(Extracted records)
+ + +
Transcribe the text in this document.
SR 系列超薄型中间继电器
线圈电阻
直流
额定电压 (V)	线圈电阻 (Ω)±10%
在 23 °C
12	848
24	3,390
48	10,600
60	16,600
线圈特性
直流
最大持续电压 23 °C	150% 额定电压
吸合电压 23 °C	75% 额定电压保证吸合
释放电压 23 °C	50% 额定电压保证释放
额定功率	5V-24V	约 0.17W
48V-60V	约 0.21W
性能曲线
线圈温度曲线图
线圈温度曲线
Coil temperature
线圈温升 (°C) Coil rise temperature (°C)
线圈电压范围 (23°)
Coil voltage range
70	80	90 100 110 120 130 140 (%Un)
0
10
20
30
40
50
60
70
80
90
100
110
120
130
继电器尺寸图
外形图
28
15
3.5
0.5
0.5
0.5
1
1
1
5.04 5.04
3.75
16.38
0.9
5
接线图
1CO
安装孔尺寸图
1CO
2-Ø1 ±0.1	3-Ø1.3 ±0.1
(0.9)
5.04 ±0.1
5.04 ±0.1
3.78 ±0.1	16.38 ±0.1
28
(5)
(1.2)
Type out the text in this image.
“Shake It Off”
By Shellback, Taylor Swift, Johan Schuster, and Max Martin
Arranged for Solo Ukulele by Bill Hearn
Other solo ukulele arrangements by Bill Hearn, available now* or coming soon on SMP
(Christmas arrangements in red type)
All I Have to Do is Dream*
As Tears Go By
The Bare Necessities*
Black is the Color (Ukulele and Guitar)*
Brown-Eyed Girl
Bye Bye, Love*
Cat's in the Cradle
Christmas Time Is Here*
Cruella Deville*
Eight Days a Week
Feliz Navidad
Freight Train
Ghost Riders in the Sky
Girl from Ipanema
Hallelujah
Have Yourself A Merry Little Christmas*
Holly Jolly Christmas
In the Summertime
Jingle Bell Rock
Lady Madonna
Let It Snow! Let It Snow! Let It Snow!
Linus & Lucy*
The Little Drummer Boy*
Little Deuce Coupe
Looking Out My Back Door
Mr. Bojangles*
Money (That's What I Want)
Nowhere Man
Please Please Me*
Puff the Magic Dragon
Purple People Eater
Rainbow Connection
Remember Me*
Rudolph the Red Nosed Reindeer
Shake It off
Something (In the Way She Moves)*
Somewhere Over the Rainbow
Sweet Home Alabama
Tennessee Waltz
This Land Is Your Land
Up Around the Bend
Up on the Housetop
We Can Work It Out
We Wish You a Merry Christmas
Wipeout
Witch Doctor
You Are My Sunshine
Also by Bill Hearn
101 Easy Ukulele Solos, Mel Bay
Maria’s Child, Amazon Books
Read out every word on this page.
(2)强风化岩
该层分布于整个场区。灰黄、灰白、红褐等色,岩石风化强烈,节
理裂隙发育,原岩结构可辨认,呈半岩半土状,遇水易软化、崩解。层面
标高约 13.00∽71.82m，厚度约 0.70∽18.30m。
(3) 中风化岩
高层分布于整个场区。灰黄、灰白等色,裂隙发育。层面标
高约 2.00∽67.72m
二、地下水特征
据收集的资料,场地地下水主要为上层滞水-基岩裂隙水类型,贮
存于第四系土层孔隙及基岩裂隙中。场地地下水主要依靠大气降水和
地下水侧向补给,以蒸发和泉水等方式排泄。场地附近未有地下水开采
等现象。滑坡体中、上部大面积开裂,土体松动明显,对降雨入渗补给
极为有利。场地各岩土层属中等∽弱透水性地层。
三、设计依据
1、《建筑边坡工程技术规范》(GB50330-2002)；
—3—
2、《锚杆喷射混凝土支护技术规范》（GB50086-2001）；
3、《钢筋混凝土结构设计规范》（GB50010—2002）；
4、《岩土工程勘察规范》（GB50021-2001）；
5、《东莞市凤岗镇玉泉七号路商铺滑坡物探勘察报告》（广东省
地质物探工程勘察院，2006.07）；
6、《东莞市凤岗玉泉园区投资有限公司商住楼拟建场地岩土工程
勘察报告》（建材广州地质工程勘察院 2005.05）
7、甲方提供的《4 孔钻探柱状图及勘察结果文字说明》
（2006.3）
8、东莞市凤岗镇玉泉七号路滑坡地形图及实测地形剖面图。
+ + +
▶ Given instruction: All of the entries need to be reproduced exactly; please write them out.

▶ Result for this task:
Transcribe the text in this document.
SR 系列超薄型中间继电器
线圈电阻
直流
额定电压 (V)	线圈电阻 (Ω)±10%
在 23 °C
12	848
24	3,390
48	10,600
60	16,600
线圈特性
直流
最大持续电压 23 °C	150% 额定电压
吸合电压 23 °C	75% 额定电压保证吸合
释放电压 23 °C	50% 额定电压保证释放
额定功率	5V-24V	约 0.17W
48V-60V	约 0.21W
性能曲线
线圈温度曲线图
线圈温度曲线
Coil temperature
线圈温升 (°C) Coil rise temperature (°C)
线圈电压范围 (23°)
Coil voltage range
70	80	90 100 110 120 130 140 (%Un)
0
10
20
30
40
50
60
70
80
90
100
110
120
130
继电器尺寸图
外形图
28
15
3.5
0.5
0.5
0.5
1
1
1
5.04 5.04
3.75
16.38
0.9
5
接线图
1CO
安装孔尺寸图
1CO
2-Ø1 ±0.1	3-Ø1.3 ±0.1
(0.9)
5.04 ±0.1
5.04 ±0.1
3.78 ±0.1	16.38 ±0.1
28
(5)
(1.2)
Type out the text in this image.
“Shake It Off”
By Shellback, Taylor Swift, Johan Schuster, and Max Martin
Arranged for Solo Ukulele by Bill Hearn
Other solo ukulele arrangements by Bill Hearn, available now* or coming soon on SMP
(Christmas arrangements in red type)
All I Have to Do is Dream*
As Tears Go By
The Bare Necessities*
Black is the Color (Ukulele and Guitar)*
Brown-Eyed Girl
Bye Bye, Love*
Cat's in the Cradle
Christmas Time Is Here*
Cruella Deville*
Eight Days a Week
Feliz Navidad
Freight Train
Ghost Riders in the Sky
Girl from Ipanema
Hallelujah
Have Yourself A Merry Little Christmas*
Holly Jolly Christmas
In the Summertime
Jingle Bell Rock
Lady Madonna
Let It Snow! Let It Snow! Let It Snow!
Linus & Lucy*
The Little Drummer Boy*
Little Deuce Coupe
Looking Out My Back Door
Mr. Bojangles*
Money (That's What I Want)
Nowhere Man
Please Please Me*
Puff the Magic Dragon
Purple People Eater
Rainbow Connection
Remember Me*
Rudolph the Red Nosed Reindeer
Shake It off
Something (In the Way She Moves)*
Somewhere Over the Rainbow
Sweet Home Alabama
Tennessee Waltz
This Land Is Your Land
Up Around the Bend
Up on the Housetop
We Can Work It Out
We Wish You a Merry Christmas
Wipeout
Witch Doctor
You Are My Sunshine
Also by Bill Hearn
101 Easy Ukulele Solos, Mel Bay
Maria’s Child, Amazon Books
Read out every word on this page.
(2)强风化岩
该层分布于整个场区。灰黄、灰白、红褐等色,岩石风化强烈,节
理裂隙发育,原岩结构可辨认,呈半岩半土状,遇水易软化、崩解。层面
标高约 13.00∽71.82m，厚度约 0.70∽18.30m。
(3) 中风化岩
高层分布于整个场区。灰黄、灰白等色,裂隙发育。层面标
高约 2.00∽67.72m
二、地下水特征
据收集的资料,场地地下水主要为上层滞水-基岩裂隙水类型,贮
存于第四系土层孔隙及基岩裂隙中。场地地下水主要依靠大气降水和
地下水侧向补给,以蒸发和泉水等方式排泄。场地附近未有地下水开采
等现象。滑坡体中、上部大面积开裂,土体松动明显,对降雨入渗补给
极为有利。场地各岩土层属中等∽弱透水性地层。
三、设计依据
1、《建筑边坡工程技术规范》(GB50330-2002)；
—3—
2、《锚杆喷射混凝土支护技术规范》（GB50086-2001）；
3、《钢筋混凝土结构设计规范》（GB50010—2002）；
4、《岩土工程勘察规范》（GB50021-2001）；
5、《东莞市凤岗镇玉泉七号路商铺滑坡物探勘察报告》（广东省
地质物探工程勘察院，2006.07）；
6、《东莞市凤岗玉泉园区投资有限公司商住楼拟建场地岩土工程
勘察报告》（建材广州地质工程勘察院 2005.05）
7、甲方提供的《4 孔钻探柱状图及勘察结果文字说明》
（2006.3）
8、东莞市凤岗镇玉泉七号路滑坡地形图及实测地形剖面图。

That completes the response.